TASK ITEM » Please reproduce, word for word, the full passage on the group's 1944 weapons testing and its replacement by numbered base units.

QUOTED PASSAGE »
In 1944, the group conducted "Operation Crossbow" program to determine the best method of attacking German V-1 "buzz bomb" sites along the French and Dutch coasts, February 1944. Began testing the Republic-Ford JB-2, an American version of the German V-1, which became the foundation of the Air Force guided missile program, October 1944.

The AAF found standard military units, based on relatively inflexible tables of organization, were proving less well adapted to the support mission. Accordingly, a more functional system was adopted in which each base was organized into a separate numbered unit. Accordingly, the group was disbanded, and the testing mission and associated personnel of the group were assumed by the 611th AAF Base Unit (Flight Test) (later 611th AF Base Unit (Proof Test Group)). At the same time the 610th Army Air Forces Base Unit (Proving Ground Complement) assumed the equipment, and personnel of the group associated with base support as well as those of the 118th WAC Post Headquarters Company, 2051st Ordnance Company, Aviation (Service), 869th Signal Service Company (Aviation), 24th Aviation Squadron, 4th AAF Emergency Rescue Boat Squadron, and 1453d Quartermaster Service Company (Aviation). Later in 1944, the 610th assumed the electronics and flight test activities of the 611th and became the 610th AAF Base Unit (Flight Test).

DATA EXTRACT »
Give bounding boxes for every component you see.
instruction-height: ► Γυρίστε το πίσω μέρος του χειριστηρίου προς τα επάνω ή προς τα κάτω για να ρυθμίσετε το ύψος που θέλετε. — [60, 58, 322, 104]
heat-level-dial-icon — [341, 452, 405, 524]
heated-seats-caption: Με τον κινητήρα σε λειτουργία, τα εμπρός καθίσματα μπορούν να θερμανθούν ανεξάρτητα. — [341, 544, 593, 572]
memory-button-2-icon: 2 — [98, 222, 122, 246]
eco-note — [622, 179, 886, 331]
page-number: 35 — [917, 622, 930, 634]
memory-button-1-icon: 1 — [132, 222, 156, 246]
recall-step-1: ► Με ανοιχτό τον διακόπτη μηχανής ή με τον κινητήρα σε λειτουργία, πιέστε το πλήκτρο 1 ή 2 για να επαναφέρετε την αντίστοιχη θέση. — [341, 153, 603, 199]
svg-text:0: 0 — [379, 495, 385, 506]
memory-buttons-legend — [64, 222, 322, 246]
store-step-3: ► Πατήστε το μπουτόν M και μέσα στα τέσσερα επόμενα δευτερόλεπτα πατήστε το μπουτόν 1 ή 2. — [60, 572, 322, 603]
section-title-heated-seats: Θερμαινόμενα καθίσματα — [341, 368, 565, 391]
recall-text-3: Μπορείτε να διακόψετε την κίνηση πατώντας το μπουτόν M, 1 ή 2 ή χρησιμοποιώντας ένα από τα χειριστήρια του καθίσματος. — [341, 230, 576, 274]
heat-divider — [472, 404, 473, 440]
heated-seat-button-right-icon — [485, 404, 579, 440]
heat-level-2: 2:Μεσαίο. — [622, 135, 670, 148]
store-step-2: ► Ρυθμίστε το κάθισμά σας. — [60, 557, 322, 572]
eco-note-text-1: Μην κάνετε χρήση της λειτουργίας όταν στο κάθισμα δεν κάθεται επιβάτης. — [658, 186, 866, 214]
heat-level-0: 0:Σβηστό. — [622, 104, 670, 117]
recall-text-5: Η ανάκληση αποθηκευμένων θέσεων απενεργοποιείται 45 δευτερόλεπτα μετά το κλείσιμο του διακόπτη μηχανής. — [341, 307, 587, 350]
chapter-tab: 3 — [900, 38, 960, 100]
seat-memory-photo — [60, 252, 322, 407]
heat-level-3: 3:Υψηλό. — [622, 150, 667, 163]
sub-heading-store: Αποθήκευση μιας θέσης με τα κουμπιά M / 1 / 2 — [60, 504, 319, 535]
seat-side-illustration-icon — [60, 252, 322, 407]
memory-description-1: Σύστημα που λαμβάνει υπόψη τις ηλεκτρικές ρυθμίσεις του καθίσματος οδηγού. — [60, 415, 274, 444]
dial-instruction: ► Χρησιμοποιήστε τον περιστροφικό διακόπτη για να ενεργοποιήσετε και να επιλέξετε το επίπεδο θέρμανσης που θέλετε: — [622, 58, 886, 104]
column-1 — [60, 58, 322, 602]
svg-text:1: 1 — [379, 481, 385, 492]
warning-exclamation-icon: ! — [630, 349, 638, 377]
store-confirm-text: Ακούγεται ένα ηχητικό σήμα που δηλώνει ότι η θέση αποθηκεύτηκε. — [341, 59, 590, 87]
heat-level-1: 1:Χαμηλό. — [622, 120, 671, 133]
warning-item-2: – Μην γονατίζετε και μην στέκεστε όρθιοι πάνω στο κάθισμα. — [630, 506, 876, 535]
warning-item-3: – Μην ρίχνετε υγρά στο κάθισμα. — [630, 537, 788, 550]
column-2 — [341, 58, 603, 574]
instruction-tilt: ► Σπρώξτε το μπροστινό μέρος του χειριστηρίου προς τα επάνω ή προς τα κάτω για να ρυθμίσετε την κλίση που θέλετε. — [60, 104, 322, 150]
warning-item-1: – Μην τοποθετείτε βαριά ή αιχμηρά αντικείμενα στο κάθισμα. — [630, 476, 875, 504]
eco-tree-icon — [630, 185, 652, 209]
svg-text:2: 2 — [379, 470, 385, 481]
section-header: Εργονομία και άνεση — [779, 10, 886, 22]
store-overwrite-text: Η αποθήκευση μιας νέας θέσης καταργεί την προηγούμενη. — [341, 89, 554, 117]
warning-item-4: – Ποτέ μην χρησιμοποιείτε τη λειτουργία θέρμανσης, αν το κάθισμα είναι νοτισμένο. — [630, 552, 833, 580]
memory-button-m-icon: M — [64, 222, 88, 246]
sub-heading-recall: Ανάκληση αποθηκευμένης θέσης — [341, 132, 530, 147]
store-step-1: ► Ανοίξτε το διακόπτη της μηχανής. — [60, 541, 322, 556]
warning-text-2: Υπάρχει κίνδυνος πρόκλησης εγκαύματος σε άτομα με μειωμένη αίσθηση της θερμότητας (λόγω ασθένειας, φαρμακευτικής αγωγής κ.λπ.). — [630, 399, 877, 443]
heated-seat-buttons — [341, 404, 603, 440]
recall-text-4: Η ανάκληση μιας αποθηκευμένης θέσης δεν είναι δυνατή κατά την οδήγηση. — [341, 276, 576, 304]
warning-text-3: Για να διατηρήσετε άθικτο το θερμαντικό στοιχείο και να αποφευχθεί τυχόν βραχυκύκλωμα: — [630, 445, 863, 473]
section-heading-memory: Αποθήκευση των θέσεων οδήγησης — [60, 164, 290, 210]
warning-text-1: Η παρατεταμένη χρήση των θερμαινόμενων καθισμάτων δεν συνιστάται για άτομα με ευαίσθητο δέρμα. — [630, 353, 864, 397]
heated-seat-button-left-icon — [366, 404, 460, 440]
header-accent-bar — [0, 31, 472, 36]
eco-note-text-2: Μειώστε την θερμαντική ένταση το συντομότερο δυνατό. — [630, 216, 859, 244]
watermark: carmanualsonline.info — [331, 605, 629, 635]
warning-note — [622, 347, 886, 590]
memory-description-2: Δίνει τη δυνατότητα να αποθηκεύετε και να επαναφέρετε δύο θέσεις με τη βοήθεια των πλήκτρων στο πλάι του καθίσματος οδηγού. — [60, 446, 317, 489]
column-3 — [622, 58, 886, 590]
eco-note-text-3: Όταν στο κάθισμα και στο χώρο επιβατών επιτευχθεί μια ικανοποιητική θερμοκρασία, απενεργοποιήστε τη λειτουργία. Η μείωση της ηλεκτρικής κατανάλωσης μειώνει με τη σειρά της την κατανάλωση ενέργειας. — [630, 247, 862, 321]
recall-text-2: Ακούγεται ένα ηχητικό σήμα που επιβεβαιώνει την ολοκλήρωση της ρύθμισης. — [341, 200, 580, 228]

EXPECTED OUTPUT »
In 1944, the group conducted "Operation Crossbow" program to determine the best method of attacking German V-1 "buzz bomb" sites along the French and Dutch coasts, February 1944. Began testing the Republic-Ford JB-2, an American version of the German V-1, which became the foundation of the Air Force guided missile program, October 1944.

The AAF found standard military units, based on relatively inflexible tables of organization, were proving less well adapted to the support mission. Accordingly, a more functional system was adopted in which each base was organized into a separate numbered unit. Accordingly, the group was disbanded, and the testing mission and associated personnel of the group were assumed by the 611th AAF Base Unit (Flight Test) (later 611th AF Base Unit (Proof Test Group)). At the same time the 610th Army Air Forces Base Unit (Proving Ground Complement) assumed the equipment, and personnel of the group associated with base support as well as those of the 118th WAC Post Headquarters Company, 2051st Ordnance Company, Aviation (Service), 869th Signal Service Company (Aviation), 24th Aviation Squadron, 4th AAF Emergency Rescue Boat Squadron, and 1453d Quartermaster Service Company (Aviation). Later in 1944, the 610th assumed the electronics and flight test activities of the 611th and became the 610th AAF Base Unit (Flight Test).